PROBLEM DESCRIPTION
Find each line containing the string "Основное" and return it.

┄┄┄┄┄┄┄┄┄┄

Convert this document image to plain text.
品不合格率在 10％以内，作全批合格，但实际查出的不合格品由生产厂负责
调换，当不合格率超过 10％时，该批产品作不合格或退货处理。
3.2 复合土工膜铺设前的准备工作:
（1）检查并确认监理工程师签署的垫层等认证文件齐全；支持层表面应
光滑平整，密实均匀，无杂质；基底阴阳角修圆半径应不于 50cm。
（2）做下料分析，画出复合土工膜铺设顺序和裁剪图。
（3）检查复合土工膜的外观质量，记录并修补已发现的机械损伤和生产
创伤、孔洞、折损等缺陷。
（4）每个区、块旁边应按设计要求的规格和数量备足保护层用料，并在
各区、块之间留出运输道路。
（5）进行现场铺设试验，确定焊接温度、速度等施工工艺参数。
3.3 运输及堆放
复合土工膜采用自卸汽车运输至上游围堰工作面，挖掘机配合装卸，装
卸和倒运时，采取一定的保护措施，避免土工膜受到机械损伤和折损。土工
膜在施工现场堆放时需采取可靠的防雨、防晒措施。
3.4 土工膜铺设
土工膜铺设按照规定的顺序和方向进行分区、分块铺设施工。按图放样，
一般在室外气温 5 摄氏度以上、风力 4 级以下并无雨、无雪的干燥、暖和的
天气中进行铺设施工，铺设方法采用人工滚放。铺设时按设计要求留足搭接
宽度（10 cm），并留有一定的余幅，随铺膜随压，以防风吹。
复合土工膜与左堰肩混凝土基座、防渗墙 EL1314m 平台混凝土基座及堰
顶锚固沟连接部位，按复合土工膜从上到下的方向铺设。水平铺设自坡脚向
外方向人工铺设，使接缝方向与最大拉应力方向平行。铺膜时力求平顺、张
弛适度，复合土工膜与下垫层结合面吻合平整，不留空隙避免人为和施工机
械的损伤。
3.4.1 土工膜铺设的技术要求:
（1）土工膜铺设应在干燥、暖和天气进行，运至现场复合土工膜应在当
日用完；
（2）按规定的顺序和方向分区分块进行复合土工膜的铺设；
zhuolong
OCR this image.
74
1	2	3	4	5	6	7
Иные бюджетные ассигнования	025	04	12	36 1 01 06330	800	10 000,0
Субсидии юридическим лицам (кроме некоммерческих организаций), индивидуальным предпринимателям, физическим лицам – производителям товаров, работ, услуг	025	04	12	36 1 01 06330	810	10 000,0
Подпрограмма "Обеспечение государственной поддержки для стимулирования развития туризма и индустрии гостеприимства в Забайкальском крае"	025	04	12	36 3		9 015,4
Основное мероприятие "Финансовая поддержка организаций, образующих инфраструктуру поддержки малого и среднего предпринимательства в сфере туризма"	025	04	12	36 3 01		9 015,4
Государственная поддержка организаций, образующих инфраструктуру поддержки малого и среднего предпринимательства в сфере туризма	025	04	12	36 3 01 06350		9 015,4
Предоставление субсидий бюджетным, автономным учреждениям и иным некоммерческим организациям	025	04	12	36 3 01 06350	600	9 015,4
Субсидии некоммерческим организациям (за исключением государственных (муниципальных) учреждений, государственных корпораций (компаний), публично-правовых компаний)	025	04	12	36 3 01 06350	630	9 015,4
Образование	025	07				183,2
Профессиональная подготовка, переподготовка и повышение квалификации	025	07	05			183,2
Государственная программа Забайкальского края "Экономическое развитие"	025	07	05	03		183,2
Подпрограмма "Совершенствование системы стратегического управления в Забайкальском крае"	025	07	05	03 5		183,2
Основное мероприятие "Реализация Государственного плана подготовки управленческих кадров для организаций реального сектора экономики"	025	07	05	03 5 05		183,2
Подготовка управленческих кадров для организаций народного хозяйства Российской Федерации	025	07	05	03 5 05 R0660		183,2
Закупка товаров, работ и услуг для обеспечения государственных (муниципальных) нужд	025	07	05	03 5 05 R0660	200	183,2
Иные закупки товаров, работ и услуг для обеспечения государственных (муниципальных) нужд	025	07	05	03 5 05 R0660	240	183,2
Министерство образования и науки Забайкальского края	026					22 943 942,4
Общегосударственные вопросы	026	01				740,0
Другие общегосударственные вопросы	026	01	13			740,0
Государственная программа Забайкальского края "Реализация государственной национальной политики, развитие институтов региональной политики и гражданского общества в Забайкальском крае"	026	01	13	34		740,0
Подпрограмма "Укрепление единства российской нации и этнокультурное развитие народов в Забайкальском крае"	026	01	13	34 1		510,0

┄┄┄┄┄┄┄┄┄┄

REPLY
Основное мероприятие "Финансовая поддержка организаций, образующих инфраструктуру поддержки малого и среднего предпринимательства в сфере туризма"	025	04	12	36 3 01		9 015,4
Основное мероприятие "Реализация Государственного плана подготовки управленческих кадров для организаций реального сектора экономики"	025	07	05	03 5 05		183,2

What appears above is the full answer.